**Direction:** Are you able to quote each entry exactly as written?

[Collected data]

^^^^^^^^

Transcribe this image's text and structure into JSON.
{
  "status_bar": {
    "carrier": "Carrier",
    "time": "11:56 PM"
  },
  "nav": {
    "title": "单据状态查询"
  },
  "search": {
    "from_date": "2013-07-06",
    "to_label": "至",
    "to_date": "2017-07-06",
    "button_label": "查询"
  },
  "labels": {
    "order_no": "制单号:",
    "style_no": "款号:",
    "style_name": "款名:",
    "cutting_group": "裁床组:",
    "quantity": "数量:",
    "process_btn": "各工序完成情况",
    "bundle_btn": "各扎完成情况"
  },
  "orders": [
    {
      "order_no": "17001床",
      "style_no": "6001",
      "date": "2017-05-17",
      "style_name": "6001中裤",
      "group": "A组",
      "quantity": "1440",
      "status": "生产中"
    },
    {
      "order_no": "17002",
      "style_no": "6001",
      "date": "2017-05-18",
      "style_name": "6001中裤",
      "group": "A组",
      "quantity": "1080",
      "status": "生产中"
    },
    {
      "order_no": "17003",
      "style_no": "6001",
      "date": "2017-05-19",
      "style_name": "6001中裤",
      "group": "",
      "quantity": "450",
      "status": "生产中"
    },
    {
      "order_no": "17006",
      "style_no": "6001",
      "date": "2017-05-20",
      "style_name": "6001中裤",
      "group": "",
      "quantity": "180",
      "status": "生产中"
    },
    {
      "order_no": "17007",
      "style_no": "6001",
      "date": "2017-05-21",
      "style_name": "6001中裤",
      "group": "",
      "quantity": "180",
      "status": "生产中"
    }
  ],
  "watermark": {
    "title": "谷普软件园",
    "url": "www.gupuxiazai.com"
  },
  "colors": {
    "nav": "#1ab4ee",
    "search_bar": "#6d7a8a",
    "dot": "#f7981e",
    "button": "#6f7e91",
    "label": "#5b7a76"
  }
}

^^^^^^^^

**Written reply:**
Transcribe this image's text and structure into JSON.
{
  "status_bar": {
    "carrier": "Carrier",
    "time": "11:56 PM"
  },
  "nav": {
    "title": "单据状态查询"
  },
  "search": {
    "from_date": "2013-07-06",
    "to_label": "至",
    "to_date": "2017-07-06",
    "button_label": "查询"
  },
  "labels": {
    "order_no": "制单号:",
    "style_no": "款号:",
    "style_name": "款名:",
    "cutting_group": "裁床组:",
    "quantity": "数量:",
    "process_btn": "各工序完成情况",
    "bundle_btn": "各扎完成情况"
  },
  "orders": [
    {
      "order_no": "17001床",
      "style_no": "6001",
      "date": "2017-05-17",
      "style_name": "6001中裤",
      "group": "A组",
      "quantity": "1440",
      "status": "生产中"
    },
    {
      "order_no": "17002",
      "style_no": "6001",
      "date": "2017-05-18",
      "style_name": "6001中裤",
      "group": "A组",
      "quantity": "1080",
      "status": "生产中"
    },
    {
      "order_no": "17003",
      "style_no": "6001",
      "date": "2017-05-19",
      "style_name": "6001中裤",
      "group": "",
      "quantity": "450",
      "status": "生产中"
    },
    {
      "order_no": "17006",
      "style_no": "6001",
      "date": "2017-05-20",
      "style_name": "6001中裤",
      "group": "",
      "quantity": "180",
      "status": "生产中"
    },
    {
      "order_no": "17007",
      "style_no": "6001",
      "date": "2017-05-21",
      "style_name": "6001中裤",
      "group": "",
      "quantity": "180",
      "status": "生产中"
    }
  ],
  "watermark": {
    "title": "谷普软件园",
    "url": "www.gupuxiazai.com"
  },
  "colors": {
    "nav": "#1ab4ee",
    "search_bar": "#6d7a8a",
    "dot": "#f7981e",
    "button": "#6f7e91",
    "label": "#5b7a76"
  }
}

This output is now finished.